Dataset items:
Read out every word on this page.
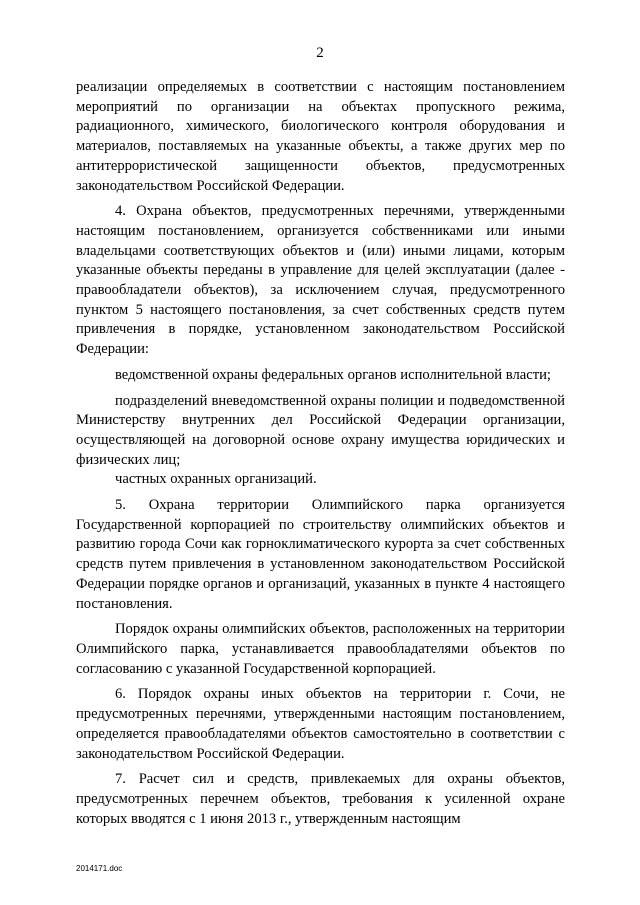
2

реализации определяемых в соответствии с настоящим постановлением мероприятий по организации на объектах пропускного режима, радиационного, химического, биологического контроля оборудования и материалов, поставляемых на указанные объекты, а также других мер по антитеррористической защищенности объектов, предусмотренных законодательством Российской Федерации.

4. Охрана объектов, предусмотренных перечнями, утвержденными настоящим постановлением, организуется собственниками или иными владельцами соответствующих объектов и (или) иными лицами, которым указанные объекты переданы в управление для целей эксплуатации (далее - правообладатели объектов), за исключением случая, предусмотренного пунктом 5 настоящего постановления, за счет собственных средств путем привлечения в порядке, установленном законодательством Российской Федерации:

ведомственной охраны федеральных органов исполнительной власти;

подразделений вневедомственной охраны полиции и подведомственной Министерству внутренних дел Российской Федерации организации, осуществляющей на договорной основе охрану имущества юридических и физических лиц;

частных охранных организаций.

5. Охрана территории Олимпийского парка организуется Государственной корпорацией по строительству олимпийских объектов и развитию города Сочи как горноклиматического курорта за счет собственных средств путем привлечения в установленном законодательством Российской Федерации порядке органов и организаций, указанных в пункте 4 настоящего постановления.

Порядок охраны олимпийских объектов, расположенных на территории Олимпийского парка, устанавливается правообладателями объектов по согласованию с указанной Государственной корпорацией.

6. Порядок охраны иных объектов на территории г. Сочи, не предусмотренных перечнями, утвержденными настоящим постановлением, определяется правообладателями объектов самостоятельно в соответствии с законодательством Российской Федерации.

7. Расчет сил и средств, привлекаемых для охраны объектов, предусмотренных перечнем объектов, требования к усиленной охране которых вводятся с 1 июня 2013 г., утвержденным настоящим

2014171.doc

◆ What the task requires ◆
Go through the lines above. Select every one that has the string "правообладателями".

◆ Written response ◆
Порядок охраны олимпийских объектов, расположенных на территории Олимпийского парка, устанавливается правообладателями объектов по согласованию с указанной Государственной корпорацией.
6. Порядок охраны иных объектов на территории г. Сочи, не предусмотренных перечнями, утвержденными настоящим постановлением, определяется правообладателями объектов самостоятельно в соответствии с законодательством Российской Федерации.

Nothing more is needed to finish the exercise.